-- BEGIN Rows --

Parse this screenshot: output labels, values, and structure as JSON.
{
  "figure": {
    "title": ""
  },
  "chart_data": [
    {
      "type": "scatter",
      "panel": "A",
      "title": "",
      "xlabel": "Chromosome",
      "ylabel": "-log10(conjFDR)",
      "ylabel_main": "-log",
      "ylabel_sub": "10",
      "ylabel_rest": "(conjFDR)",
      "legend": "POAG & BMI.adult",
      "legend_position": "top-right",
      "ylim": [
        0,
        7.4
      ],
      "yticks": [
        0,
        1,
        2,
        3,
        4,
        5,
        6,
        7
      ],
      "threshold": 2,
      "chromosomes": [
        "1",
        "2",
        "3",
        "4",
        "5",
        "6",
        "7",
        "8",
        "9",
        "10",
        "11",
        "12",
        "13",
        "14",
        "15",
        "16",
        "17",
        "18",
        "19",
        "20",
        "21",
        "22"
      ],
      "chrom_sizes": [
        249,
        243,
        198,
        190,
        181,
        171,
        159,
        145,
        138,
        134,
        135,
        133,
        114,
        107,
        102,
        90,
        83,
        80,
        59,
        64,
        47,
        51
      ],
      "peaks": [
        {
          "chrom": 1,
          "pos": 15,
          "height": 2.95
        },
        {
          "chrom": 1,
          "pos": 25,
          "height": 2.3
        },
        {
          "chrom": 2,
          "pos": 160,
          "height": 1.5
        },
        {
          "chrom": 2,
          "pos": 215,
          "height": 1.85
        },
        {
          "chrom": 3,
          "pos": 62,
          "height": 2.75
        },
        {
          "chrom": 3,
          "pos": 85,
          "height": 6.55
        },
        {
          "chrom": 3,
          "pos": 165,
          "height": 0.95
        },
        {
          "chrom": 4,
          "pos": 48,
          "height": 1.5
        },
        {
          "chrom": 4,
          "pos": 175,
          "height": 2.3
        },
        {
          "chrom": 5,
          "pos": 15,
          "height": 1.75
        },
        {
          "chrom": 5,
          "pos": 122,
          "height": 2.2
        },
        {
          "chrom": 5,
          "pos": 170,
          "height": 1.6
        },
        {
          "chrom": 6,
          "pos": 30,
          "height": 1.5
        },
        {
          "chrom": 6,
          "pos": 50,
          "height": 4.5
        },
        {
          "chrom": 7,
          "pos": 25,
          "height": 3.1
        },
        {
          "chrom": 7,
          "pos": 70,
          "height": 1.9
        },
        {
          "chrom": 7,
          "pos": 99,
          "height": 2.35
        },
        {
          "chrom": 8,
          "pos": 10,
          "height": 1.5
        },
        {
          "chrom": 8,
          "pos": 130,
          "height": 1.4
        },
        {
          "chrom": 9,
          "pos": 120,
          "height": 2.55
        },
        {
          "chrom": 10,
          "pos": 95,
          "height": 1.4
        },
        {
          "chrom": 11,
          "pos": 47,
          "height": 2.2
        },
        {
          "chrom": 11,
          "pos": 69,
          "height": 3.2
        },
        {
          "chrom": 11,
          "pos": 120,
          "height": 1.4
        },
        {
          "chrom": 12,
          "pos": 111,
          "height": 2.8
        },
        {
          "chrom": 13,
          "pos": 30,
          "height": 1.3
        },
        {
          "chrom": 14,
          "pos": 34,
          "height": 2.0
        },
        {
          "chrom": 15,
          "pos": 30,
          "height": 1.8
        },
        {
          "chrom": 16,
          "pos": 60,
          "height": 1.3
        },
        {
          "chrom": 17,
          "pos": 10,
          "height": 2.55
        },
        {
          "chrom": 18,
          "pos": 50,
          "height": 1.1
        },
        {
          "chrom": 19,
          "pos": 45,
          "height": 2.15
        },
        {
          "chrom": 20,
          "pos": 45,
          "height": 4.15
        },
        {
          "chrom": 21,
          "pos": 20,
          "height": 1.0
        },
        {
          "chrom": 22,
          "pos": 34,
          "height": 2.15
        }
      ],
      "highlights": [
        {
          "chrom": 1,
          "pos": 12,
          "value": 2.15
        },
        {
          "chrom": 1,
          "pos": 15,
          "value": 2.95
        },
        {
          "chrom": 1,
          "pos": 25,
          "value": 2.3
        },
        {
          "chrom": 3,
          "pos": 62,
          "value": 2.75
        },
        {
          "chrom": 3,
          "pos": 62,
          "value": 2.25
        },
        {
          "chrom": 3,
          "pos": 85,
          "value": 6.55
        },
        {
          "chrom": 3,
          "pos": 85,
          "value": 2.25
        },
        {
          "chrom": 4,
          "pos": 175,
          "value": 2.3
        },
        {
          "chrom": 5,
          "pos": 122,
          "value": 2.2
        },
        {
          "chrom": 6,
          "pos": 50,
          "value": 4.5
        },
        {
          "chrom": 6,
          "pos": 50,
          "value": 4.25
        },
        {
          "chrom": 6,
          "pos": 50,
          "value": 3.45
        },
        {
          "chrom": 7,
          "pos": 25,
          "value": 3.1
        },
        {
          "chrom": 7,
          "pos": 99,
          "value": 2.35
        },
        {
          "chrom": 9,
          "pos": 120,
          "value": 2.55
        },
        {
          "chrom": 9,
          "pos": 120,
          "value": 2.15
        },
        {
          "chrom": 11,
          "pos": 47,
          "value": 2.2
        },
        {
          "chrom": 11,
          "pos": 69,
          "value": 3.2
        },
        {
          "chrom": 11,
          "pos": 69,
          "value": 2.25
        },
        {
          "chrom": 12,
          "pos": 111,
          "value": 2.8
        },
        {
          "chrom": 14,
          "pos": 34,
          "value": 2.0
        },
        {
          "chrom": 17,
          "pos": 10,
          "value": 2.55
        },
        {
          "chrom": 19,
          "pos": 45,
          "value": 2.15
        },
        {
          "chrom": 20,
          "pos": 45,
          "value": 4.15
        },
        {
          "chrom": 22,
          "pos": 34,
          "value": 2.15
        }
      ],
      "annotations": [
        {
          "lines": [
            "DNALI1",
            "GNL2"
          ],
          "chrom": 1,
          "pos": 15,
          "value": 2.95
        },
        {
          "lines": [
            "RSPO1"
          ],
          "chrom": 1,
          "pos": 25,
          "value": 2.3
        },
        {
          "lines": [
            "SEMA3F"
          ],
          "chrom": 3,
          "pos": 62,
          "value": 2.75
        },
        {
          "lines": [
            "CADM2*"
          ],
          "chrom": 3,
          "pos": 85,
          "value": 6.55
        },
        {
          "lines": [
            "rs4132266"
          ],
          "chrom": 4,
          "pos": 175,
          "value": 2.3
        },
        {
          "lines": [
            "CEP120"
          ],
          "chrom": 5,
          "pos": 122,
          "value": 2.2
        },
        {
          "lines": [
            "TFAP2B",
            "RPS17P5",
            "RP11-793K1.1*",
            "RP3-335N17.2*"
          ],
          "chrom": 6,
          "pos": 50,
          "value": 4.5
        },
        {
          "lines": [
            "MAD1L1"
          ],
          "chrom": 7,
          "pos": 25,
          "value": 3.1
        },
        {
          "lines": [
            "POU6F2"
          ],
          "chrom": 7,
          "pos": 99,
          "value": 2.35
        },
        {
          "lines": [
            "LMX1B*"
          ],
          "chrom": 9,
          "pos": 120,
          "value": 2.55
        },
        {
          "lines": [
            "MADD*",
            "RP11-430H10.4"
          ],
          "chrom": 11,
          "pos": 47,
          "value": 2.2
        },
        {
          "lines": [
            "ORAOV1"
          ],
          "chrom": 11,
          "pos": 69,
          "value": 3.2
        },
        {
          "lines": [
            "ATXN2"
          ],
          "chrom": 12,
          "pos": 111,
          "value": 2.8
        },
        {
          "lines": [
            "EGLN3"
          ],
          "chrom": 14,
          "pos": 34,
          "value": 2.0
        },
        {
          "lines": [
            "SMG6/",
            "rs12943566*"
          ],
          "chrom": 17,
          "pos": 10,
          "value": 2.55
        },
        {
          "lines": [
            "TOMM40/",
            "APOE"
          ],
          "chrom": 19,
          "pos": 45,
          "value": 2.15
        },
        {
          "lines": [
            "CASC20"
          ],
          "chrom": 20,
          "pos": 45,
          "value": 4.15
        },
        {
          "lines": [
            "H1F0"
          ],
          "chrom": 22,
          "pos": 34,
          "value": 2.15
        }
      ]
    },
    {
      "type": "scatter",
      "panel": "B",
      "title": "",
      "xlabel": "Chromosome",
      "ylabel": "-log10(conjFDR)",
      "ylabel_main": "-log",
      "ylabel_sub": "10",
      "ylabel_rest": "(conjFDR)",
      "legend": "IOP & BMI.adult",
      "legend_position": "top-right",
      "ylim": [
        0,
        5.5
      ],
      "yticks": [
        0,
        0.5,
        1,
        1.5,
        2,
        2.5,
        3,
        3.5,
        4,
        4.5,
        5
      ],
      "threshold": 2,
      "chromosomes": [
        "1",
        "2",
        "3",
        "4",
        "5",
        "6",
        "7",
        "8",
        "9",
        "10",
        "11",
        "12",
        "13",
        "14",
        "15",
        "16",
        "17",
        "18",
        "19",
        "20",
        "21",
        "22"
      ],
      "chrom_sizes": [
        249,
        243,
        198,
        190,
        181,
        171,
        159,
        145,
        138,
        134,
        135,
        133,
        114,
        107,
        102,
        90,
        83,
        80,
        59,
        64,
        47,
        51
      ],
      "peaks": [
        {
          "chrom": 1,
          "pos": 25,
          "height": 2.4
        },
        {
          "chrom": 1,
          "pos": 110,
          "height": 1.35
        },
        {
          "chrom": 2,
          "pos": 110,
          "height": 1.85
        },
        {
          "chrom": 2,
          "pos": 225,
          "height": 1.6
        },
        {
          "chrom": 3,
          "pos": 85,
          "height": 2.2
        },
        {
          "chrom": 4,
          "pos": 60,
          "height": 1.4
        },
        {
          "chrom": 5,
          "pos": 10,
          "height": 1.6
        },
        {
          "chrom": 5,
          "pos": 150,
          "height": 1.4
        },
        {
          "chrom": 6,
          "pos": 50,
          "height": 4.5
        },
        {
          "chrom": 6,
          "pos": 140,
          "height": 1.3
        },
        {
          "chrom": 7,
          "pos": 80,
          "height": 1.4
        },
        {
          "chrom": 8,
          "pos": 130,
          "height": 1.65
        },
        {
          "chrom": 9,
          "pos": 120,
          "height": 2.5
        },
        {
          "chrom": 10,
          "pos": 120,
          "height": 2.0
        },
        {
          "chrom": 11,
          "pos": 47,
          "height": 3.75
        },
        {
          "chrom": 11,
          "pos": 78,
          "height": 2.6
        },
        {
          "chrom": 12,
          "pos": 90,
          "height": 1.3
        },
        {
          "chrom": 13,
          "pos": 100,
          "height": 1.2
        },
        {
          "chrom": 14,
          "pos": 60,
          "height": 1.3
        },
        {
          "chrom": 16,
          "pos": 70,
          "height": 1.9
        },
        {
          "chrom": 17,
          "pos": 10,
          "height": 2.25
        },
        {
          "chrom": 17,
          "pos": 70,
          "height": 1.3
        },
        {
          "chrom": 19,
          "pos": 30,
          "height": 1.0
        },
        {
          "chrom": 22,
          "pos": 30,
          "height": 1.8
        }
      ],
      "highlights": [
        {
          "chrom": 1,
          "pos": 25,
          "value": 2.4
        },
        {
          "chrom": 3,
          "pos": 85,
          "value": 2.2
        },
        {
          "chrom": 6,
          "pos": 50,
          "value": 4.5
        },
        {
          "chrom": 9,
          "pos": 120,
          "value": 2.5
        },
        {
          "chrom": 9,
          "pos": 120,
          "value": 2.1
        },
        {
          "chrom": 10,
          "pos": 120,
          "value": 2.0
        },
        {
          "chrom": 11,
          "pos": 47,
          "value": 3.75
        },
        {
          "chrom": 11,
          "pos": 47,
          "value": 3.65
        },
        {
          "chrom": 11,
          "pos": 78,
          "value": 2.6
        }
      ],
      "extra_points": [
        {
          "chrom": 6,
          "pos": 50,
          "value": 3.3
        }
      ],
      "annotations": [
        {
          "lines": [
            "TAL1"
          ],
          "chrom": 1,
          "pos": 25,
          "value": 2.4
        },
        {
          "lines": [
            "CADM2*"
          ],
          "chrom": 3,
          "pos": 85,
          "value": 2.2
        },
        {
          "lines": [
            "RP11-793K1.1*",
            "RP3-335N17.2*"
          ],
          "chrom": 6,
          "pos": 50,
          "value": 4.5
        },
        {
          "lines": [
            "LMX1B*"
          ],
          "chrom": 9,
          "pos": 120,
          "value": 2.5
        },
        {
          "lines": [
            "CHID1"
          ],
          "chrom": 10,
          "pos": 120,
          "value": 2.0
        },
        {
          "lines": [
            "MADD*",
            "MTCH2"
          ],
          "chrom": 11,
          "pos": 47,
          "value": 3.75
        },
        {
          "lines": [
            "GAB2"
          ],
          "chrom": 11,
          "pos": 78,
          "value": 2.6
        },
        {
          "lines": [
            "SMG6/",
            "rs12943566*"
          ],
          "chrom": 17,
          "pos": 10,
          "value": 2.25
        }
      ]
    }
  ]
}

-- END Rows --

Exercise aim ▸
Filter the listing above for the string "adult" and copy every matching line.

Exercise solution ▸
      "legend": "POAG & BMI.adult",
      "legend": "IOP & BMI.adult",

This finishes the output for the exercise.